A run of records
☆ ☆ ☆ ☆

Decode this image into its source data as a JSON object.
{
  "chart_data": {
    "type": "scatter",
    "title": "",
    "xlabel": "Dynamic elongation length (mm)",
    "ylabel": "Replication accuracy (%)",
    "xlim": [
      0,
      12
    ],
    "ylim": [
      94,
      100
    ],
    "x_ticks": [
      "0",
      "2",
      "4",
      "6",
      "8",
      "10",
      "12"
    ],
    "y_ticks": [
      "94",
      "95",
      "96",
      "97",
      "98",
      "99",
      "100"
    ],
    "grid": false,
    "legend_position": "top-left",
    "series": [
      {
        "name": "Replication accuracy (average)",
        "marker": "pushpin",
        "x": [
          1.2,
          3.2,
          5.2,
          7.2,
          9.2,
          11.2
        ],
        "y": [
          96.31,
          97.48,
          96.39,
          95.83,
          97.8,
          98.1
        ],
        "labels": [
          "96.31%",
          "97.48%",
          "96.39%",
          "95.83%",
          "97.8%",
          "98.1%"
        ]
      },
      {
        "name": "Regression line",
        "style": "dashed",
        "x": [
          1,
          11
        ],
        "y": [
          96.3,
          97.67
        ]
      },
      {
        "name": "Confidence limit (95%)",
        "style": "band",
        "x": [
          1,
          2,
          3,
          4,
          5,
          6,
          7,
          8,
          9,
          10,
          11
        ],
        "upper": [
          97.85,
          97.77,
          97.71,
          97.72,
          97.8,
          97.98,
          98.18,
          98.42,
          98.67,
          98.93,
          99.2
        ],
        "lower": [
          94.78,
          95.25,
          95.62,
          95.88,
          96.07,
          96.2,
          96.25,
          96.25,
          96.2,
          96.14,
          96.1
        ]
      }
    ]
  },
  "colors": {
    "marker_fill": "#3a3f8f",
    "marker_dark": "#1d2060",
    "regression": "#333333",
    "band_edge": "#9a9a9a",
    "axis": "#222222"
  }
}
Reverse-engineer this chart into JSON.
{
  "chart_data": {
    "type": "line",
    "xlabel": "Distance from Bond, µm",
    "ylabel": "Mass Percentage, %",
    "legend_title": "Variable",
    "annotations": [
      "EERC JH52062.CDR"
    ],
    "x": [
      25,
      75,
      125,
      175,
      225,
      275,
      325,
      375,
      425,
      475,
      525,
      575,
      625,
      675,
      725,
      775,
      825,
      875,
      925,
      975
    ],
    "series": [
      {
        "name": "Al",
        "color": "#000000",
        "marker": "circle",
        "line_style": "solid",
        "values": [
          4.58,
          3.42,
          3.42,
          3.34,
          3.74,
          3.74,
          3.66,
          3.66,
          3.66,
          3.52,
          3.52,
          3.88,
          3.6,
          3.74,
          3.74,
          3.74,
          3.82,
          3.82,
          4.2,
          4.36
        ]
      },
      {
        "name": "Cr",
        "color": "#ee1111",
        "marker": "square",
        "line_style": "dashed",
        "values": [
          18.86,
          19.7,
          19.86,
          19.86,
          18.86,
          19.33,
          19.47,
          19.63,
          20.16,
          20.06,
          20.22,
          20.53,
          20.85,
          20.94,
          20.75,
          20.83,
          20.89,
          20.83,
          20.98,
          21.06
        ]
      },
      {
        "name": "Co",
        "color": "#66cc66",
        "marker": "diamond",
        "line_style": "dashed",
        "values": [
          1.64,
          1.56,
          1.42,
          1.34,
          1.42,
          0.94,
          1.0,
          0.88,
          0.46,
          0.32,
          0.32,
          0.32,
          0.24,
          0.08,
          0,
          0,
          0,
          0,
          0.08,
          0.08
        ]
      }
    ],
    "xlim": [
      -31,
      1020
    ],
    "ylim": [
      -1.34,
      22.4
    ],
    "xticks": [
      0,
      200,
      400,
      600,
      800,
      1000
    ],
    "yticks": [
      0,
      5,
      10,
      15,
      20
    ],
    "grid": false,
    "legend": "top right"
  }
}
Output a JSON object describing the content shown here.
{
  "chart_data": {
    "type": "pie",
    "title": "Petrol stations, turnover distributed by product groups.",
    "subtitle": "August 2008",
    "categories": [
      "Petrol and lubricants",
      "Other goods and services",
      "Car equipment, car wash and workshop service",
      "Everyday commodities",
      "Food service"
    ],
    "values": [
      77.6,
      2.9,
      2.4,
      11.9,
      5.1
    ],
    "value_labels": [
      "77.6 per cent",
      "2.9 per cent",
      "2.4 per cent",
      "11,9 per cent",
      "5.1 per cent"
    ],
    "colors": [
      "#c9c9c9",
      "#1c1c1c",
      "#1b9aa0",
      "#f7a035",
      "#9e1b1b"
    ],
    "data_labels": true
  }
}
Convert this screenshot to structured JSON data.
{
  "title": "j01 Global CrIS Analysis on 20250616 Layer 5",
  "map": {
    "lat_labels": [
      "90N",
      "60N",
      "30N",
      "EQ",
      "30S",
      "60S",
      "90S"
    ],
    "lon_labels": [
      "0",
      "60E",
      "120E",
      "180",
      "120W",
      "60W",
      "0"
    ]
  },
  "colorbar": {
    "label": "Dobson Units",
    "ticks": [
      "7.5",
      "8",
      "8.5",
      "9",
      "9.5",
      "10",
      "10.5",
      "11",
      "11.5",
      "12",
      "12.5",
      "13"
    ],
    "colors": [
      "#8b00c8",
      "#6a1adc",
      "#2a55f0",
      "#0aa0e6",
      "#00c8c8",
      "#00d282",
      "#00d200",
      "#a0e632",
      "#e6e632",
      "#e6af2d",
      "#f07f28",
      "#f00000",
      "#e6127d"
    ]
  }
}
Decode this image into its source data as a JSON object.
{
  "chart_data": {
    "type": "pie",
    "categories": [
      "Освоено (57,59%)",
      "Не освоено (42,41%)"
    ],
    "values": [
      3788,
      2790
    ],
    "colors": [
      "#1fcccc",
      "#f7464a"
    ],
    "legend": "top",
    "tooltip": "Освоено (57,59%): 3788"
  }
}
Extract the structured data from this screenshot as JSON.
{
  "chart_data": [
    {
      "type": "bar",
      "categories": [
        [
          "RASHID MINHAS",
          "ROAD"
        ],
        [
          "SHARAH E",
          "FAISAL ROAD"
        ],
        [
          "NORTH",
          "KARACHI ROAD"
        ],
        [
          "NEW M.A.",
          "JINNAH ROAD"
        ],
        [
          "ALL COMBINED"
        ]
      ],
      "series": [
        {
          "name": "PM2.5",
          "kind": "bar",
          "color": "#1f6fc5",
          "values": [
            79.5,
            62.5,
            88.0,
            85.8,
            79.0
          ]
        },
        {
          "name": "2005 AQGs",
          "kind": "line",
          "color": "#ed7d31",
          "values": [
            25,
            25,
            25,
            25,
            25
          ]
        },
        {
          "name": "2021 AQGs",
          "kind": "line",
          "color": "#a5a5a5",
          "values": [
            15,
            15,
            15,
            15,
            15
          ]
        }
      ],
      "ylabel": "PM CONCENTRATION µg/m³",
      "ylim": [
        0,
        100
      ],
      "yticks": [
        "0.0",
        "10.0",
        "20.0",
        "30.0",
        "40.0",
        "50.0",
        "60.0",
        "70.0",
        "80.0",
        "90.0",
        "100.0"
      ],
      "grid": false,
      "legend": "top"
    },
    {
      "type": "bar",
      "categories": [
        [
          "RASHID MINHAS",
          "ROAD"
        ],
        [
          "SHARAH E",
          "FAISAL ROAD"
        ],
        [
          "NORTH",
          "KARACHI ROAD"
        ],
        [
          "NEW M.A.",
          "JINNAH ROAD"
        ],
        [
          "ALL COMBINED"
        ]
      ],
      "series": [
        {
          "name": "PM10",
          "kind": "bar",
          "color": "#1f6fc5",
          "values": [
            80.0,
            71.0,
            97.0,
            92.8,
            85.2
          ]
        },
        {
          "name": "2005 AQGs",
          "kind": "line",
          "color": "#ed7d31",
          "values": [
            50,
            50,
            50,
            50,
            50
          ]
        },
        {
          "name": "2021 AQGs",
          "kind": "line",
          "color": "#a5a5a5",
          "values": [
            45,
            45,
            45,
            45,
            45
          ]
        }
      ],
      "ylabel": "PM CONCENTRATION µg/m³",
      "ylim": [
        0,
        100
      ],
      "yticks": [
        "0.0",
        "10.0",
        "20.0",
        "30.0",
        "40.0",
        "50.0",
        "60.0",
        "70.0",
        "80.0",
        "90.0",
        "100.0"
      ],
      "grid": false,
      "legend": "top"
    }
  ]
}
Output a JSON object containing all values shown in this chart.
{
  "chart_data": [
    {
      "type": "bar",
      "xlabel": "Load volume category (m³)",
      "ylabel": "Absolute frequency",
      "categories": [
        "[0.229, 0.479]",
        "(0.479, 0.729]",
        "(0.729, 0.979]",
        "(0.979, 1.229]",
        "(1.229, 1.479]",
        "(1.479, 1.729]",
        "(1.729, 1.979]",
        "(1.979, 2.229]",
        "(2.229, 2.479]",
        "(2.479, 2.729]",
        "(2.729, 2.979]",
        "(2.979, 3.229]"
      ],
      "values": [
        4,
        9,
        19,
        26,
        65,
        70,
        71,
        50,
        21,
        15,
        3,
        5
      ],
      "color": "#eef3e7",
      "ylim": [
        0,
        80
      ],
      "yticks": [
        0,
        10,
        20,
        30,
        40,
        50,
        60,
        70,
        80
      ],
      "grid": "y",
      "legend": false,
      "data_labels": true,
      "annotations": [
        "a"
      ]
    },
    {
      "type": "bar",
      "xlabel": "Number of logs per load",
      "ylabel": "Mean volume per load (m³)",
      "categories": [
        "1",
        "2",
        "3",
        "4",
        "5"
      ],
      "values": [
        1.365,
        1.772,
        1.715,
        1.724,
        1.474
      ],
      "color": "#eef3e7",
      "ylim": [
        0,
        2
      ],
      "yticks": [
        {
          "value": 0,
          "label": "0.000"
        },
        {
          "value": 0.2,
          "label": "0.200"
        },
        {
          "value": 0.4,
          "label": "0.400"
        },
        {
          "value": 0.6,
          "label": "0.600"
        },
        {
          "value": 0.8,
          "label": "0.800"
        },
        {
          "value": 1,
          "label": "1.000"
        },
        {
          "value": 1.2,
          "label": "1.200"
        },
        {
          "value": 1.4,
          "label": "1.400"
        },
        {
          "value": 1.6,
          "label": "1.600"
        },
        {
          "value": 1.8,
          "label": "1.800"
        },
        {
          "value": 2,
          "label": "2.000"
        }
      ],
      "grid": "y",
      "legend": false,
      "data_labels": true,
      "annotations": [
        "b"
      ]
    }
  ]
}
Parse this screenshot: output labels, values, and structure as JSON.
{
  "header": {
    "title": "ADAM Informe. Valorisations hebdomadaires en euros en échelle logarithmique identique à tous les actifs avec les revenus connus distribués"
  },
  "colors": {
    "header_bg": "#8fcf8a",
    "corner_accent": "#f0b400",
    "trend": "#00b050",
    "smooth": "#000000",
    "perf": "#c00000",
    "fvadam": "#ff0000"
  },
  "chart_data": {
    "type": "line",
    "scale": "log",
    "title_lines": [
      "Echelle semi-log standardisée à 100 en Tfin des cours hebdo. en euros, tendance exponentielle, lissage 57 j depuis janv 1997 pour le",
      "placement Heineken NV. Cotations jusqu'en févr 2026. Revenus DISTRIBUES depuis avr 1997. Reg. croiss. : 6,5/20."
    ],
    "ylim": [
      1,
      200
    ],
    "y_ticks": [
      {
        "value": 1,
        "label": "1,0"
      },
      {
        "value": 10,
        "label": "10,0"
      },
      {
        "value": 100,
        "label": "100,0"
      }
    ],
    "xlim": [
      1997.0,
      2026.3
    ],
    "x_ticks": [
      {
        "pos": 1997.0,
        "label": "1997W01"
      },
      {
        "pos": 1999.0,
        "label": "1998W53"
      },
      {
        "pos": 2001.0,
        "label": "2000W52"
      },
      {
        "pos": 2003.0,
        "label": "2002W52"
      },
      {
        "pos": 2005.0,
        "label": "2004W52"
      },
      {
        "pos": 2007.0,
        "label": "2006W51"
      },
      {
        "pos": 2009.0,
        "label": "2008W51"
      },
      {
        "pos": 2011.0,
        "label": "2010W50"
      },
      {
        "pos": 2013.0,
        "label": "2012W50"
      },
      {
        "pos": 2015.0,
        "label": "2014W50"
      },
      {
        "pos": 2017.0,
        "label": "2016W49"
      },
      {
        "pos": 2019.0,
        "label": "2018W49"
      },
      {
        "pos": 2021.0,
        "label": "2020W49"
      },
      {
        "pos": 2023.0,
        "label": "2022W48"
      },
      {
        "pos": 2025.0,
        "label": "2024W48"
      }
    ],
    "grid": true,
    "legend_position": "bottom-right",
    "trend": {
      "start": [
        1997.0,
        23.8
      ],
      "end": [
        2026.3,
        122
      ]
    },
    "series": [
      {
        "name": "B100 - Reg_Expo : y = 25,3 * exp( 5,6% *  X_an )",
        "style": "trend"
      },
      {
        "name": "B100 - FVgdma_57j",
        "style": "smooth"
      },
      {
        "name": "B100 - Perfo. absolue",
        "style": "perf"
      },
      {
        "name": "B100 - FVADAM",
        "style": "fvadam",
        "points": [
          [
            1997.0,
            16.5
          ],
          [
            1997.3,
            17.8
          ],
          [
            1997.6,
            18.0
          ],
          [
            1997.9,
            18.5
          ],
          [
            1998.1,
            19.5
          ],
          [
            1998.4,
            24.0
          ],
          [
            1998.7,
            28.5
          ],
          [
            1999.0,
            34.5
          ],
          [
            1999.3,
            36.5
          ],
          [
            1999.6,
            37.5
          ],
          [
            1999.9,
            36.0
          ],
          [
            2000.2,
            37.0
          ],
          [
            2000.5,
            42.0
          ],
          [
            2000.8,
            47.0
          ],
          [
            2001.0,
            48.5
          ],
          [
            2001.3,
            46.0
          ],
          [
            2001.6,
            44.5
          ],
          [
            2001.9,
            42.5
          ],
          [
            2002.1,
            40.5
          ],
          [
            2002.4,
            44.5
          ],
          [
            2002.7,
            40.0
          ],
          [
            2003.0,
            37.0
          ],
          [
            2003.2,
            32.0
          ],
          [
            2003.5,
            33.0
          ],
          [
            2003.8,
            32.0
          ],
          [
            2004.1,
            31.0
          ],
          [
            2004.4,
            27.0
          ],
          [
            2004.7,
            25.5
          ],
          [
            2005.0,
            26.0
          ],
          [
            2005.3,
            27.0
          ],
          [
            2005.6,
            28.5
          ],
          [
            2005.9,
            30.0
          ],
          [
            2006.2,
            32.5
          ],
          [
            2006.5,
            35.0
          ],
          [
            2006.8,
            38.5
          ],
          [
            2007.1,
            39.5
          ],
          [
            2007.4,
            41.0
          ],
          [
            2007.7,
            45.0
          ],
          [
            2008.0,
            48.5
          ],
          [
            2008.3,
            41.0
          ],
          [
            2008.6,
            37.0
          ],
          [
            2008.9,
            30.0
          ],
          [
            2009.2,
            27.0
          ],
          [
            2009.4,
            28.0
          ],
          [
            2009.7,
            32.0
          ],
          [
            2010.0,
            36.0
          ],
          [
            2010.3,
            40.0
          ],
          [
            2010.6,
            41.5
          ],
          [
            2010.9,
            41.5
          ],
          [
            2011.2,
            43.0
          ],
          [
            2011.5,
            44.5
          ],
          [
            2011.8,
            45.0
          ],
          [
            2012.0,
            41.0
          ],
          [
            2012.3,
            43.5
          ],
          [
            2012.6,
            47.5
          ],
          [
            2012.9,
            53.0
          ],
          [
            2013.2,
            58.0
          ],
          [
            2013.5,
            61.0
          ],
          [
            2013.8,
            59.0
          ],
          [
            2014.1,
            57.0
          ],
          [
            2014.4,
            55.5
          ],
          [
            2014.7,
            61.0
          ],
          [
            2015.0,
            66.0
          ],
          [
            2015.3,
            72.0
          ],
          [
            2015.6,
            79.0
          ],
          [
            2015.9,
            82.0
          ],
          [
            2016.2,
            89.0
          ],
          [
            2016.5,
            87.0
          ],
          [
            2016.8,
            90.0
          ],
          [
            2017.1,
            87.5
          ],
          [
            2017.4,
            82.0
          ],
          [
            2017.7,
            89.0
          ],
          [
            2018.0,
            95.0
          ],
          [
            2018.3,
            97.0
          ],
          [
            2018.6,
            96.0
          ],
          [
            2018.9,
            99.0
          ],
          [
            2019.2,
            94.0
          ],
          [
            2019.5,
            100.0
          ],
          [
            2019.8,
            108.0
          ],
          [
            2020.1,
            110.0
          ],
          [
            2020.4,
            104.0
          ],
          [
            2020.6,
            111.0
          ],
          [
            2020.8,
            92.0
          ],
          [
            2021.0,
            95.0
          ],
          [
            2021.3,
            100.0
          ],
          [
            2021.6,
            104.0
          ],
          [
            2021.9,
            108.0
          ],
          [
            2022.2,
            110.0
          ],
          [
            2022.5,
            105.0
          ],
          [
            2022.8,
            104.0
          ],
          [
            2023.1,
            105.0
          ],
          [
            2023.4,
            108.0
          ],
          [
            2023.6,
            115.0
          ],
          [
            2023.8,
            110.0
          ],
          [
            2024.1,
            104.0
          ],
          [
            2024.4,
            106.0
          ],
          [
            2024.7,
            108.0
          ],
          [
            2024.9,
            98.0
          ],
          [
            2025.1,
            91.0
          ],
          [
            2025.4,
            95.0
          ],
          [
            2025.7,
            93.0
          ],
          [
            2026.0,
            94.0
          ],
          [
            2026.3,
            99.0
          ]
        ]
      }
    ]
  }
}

☆ ☆ ☆ ☆

**Given exercise:** Select every line where the word "screenshot" occurs.

**Answer to this problem:**
Convert this screenshot to structured JSON data.
Extract the structured data from this screenshot as JSON.
Parse this screenshot: output labels, values, and structure as JSON.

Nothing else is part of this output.